◆ **Available data**:
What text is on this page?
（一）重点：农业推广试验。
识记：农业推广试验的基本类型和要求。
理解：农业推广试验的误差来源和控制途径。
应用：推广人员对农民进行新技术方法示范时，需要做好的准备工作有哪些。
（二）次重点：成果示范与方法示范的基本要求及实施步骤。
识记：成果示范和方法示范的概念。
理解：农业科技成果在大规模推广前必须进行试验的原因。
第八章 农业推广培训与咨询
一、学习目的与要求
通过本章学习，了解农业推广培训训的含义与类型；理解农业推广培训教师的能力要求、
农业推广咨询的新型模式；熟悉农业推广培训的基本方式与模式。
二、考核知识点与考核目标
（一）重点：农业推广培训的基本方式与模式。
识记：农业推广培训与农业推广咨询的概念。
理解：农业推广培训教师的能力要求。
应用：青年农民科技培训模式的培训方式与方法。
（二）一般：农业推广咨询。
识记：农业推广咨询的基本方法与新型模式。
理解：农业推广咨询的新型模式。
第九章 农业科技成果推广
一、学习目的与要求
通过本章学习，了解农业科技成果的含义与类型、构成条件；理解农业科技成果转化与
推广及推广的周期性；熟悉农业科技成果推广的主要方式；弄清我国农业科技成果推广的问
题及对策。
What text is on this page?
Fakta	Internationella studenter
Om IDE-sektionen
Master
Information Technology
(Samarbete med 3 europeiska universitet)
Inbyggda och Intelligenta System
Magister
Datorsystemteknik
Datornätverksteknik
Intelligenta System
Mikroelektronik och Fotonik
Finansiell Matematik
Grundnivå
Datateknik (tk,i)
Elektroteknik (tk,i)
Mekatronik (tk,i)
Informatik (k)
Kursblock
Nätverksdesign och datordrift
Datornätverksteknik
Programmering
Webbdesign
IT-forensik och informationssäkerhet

◆ **Challenge**:
Every line holding "通过本章学习" should be copied out.

◆ **Complete answer**:
通过本章学习，了解农业推广培训训的含义与类型；理解农业推广培训教师的能力要求、
通过本章学习，了解农业科技成果的含义与类型、构成条件；理解农业科技成果转化与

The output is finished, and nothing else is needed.